↓↓↓

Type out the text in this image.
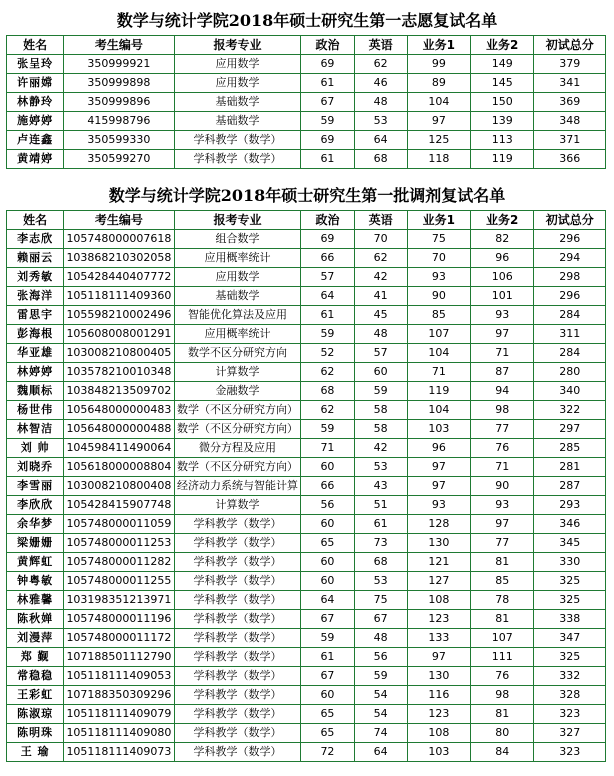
数学与统计学院2018年硕士研究生第一志愿复试名单
姓名	考生编号	报考专业	政治	英语	业务1	业务2	初试总分
张呈玲	350999921	应用数学	69	62	99	149	379
许丽嫦	350999898	应用数学	61	46	89	145	341
林静玲	350999896	基础数学	67	48	104	150	369
施婷婷	415998796	基础数学	59	53	97	139	348
卢连鑫	350599330	学科教学（数学）	69	64	125	113	371
黄靖婷	350599270	学科教学（数学）	61	68	118	119	366
数学与统计学院2018年硕士研究生第一批调剂复试名单
姓名	考生编号	报考专业	政治	英语	业务1	业务2	初试总分
李志欣	105748000007618	组合数学	69	70	75	82	296
赖丽云	103868210302058	应用概率统计	66	62	70	96	294
刘秀敏	105428440407772	应用数学	57	42	93	106	298
张海洋	105118111409360	基础数学	64	41	90	101	296
雷思宇	105598210002496	智能优化算法及应用	61	45	85	93	284
彭海根	105608008001291	应用概率统计	59	48	107	97	311
华亚雄	103008210800405	数学不区分研究方向	52	57	104	71	284
林婷婷	103578210010348	计算数学	62	60	71	87	280
魏顺标	103848213509702	金融数学	68	59	119	94	340
杨世伟	105648000000483	数学（不区分研究方向）	62	58	104	98	322
林智洁	105648000000488	数学（不区分研究方向）	59	58	103	77	297
刘 帅	104598411490064	微分方程及应用	71	42	96	76	285
刘晓乔	105618000008804	数学（不区分研究方向）	60	53	97	71	281
李雪丽	103008210800408	经济动力系统与智能计算	66	43	97	90	287
李欣欣	105428415907748	计算数学	56	51	93	93	293
余华梦	105748000011059	学科教学（数学）	60	61	128	97	346
梁姗姗	105748000011253	学科教学（数学）	65	73	130	77	345
黄辉虹	105748000011282	学科教学（数学）	60	68	121	81	330
钟粤敏	105748000011255	学科教学（数学）	60	53	127	85	325
林雅馨	103198351213971	学科教学（数学）	64	75	108	78	325
陈秋婵	105748000011196	学科教学（数学）	67	67	123	81	338
刘漫萍	105748000011172	学科教学（数学）	59	48	133	107	347
郑 觐	107188501112790	学科教学（数学）	61	56	97	111	325
常稳稳	105118111409053	学科教学（数学）	67	59	130	76	332
王彩虹	107188350309296	学科教学（数学）	60	54	116	98	328
陈淑琼	105118111409079	学科教学（数学）	65	54	123	81	323
陈明珠	105118111409080	学科教学（数学）	65	74	108	80	327
王 瑜	105118111409073	学科教学（数学）	72	64	103	84	323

↑↑↑

WORK INSTRUCTIONS
Scan the listing above and copy all lines containing the word "计算数学".

THE ANSWER
林婷婷	103578210010348	计算数学	62	60	71	87	280
李欣欣	105428415907748	计算数学	56	51	93	93	293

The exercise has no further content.